>> begin Data supplied

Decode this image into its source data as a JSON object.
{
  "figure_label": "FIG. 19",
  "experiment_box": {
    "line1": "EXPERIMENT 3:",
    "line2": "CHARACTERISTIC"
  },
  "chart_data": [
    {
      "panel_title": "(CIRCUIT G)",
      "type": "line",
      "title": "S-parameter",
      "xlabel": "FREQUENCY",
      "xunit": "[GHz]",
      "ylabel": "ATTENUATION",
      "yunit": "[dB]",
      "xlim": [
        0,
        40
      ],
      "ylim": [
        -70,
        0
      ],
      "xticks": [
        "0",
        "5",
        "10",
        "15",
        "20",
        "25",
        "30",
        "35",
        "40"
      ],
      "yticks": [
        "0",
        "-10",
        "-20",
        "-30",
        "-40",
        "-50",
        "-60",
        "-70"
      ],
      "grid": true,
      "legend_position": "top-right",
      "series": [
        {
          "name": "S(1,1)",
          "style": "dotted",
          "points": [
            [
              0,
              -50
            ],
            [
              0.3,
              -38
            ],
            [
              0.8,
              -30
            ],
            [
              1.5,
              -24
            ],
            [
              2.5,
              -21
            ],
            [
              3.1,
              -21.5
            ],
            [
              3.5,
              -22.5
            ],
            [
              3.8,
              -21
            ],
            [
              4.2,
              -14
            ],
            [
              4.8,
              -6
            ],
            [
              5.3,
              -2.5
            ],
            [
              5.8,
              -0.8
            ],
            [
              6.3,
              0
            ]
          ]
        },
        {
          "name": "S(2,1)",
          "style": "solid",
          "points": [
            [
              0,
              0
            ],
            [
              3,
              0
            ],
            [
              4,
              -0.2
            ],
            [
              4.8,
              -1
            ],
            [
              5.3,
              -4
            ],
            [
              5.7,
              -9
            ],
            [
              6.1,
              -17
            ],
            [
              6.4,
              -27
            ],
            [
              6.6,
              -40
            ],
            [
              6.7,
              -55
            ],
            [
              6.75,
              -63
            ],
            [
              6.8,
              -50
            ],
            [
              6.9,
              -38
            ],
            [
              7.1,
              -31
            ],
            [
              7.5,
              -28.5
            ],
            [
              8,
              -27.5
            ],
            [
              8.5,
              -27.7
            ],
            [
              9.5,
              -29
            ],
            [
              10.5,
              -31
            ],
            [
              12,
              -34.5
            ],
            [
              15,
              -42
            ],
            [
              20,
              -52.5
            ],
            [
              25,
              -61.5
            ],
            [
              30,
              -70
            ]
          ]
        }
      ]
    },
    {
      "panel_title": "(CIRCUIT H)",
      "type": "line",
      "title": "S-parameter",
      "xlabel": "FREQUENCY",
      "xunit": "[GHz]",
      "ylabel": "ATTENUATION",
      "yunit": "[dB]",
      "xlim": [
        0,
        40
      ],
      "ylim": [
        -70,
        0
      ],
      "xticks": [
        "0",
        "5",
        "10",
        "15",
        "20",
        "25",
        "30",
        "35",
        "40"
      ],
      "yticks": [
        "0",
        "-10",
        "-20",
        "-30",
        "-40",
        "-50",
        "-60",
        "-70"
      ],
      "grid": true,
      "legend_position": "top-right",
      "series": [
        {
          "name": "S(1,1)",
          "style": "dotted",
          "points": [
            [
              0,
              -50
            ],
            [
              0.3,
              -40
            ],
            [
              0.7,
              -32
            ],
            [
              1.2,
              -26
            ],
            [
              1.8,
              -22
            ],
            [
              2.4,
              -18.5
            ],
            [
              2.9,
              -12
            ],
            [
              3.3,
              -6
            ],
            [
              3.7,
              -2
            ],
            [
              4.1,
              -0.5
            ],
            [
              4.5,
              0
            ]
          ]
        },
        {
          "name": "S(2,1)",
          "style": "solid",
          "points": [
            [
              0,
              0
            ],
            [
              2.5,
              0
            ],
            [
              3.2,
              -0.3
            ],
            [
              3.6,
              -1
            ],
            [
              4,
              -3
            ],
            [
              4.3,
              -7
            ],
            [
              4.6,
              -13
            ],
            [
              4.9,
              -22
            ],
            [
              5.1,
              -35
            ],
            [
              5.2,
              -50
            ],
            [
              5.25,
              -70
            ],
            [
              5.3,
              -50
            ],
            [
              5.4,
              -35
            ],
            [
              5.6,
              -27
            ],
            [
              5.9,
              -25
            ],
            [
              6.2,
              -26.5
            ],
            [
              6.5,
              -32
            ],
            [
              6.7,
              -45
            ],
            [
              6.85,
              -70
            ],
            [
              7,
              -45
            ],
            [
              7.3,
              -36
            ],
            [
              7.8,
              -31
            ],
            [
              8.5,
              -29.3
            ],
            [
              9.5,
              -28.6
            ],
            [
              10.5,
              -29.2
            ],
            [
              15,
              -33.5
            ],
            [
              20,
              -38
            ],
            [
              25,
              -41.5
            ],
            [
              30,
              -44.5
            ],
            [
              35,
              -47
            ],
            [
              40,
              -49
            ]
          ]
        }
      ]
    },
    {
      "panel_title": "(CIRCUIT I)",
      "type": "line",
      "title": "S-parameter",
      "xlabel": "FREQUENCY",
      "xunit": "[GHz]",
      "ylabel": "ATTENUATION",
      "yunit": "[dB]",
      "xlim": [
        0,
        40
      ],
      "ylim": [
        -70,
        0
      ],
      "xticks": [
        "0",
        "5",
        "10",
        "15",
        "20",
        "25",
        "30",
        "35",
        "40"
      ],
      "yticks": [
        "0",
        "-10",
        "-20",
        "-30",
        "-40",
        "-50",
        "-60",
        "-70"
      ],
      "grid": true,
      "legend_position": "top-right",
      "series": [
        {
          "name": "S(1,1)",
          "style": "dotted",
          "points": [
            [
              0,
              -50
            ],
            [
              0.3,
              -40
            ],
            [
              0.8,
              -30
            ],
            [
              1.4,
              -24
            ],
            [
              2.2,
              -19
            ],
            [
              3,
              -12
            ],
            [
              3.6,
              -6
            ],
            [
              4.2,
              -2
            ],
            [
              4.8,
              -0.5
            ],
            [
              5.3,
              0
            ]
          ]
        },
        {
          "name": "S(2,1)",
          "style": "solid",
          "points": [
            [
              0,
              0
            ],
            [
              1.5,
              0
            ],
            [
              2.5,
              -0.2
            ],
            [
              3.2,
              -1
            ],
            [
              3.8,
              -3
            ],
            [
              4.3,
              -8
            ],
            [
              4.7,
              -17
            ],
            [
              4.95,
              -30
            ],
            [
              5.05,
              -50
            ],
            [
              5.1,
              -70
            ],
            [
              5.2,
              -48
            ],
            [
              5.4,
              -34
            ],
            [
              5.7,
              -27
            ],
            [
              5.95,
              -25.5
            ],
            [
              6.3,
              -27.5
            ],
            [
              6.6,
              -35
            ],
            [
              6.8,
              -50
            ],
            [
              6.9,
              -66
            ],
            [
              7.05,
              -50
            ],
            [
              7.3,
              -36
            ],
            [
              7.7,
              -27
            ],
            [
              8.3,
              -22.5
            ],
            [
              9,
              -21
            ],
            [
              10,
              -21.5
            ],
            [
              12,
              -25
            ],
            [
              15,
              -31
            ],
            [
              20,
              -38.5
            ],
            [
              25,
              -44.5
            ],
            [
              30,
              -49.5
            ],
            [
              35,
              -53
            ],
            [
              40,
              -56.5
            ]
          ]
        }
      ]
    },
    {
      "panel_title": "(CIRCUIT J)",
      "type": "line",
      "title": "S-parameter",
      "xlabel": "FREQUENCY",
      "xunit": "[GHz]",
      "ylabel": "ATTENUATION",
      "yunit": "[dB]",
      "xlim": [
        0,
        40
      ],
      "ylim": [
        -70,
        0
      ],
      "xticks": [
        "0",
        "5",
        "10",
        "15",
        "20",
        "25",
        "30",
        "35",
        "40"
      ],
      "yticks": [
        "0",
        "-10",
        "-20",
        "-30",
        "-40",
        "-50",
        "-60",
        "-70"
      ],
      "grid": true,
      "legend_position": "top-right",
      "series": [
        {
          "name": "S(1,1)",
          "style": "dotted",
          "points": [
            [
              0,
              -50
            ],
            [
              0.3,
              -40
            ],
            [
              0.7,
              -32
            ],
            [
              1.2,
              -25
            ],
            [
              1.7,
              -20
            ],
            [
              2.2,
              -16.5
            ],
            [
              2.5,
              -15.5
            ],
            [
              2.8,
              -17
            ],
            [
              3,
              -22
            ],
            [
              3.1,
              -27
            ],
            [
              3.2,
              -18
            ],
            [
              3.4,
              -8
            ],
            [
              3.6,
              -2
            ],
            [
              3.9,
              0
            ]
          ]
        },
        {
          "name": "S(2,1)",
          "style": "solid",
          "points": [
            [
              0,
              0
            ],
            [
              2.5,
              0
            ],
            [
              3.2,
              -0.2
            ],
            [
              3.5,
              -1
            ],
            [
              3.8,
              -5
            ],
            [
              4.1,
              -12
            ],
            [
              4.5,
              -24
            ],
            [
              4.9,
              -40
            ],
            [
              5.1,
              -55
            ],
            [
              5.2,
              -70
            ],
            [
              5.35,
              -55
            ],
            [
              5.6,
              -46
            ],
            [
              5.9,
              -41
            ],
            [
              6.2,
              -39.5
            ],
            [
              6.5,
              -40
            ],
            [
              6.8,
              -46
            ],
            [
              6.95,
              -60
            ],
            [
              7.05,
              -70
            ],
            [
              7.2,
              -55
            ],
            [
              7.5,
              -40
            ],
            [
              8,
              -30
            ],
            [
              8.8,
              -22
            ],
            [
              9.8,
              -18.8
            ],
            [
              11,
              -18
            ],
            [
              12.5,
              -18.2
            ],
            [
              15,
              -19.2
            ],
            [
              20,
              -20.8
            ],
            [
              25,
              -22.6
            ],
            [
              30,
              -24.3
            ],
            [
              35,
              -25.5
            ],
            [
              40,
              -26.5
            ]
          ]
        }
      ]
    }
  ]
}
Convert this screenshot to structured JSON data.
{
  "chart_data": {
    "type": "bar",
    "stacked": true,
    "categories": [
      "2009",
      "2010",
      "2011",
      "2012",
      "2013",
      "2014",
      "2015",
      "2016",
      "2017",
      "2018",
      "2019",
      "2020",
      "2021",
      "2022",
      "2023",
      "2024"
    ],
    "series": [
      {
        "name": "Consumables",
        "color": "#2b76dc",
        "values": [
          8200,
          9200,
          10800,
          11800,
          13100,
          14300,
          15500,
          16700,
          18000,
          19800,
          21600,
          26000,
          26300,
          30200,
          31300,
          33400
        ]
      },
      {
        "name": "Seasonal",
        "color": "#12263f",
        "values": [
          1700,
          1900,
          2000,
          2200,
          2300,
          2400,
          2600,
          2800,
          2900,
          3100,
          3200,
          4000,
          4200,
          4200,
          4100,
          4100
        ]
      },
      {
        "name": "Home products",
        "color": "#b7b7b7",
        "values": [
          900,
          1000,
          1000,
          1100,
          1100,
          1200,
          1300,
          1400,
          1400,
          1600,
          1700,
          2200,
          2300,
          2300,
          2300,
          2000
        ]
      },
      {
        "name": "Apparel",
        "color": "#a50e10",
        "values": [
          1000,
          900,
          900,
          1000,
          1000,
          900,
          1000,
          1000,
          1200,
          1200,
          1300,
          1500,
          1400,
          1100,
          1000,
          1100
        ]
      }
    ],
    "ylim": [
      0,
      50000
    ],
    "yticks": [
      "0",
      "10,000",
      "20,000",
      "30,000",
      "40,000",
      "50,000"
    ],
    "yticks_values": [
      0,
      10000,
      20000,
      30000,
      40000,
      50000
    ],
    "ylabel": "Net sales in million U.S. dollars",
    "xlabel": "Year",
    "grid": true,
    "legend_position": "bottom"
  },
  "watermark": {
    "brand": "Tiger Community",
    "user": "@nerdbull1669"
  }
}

>> end Data supplied

Goal of the exercise:
All lines from the line containing "Convert this screenshot" through the end of the listing above are to be duplicated exactly; include both ends and nothing further.

Full answer:
Convert this screenshot to structured JSON data.
{
  "chart_data": {
    "type": "bar",
    "stacked": true,
    "categories": [
      "2009",
      "2010",
      "2011",
      "2012",
      "2013",
      "2014",
      "2015",
      "2016",
      "2017",
      "2018",
      "2019",
      "2020",
      "2021",
      "2022",
      "2023",
      "2024"
    ],
    "series": [
      {
        "name": "Consumables",
        "color": "#2b76dc",
        "values": [
          8200,
          9200,
          10800,
          11800,
          13100,
          14300,
          15500,
          16700,
          18000,
          19800,
          21600,
          26000,
          26300,
          30200,
          31300,
          33400
        ]
      },
      {
        "name": "Seasonal",
        "color": "#12263f",
        "values": [
          1700,
          1900,
          2000,
          2200,
          2300,
          2400,
          2600,
          2800,
          2900,
          3100,
          3200,
          4000,
          4200,
          4200,
          4100,
          4100
        ]
      },
      {
        "name": "Home products",
        "color": "#b7b7b7",
        "values": [
          900,
          1000,
          1000,
          1100,
          1100,
          1200,
          1300,
          1400,
          1400,
          1600,
          1700,
          2200,
          2300,
          2300,
          2300,
          2000
        ]
      },
      {
        "name": "Apparel",
        "color": "#a50e10",
        "values": [
          1000,
          900,
          900,
          1000,
          1000,
          900,
          1000,
          1000,
          1200,
          1200,
          1300,
          1500,
          1400,
          1100,
          1000,
          1100
        ]
      }
    ],
    "ylim": [
      0,
      50000
    ],
    "yticks": [
      "0",
      "10,000",
      "20,000",
      "30,000",
      "40,000",
      "50,000"
    ],
    "yticks_values": [
      0,
      10000,
      20000,
      30000,
      40000,
      50000
    ],
    "ylabel": "Net sales in million U.S. dollars",
    "xlabel": "Year",
    "grid": true,
    "legend_position": "bottom"
  },
  "watermark": {
    "brand": "Tiger Community",
    "user": "@nerdbull1669"
  }
}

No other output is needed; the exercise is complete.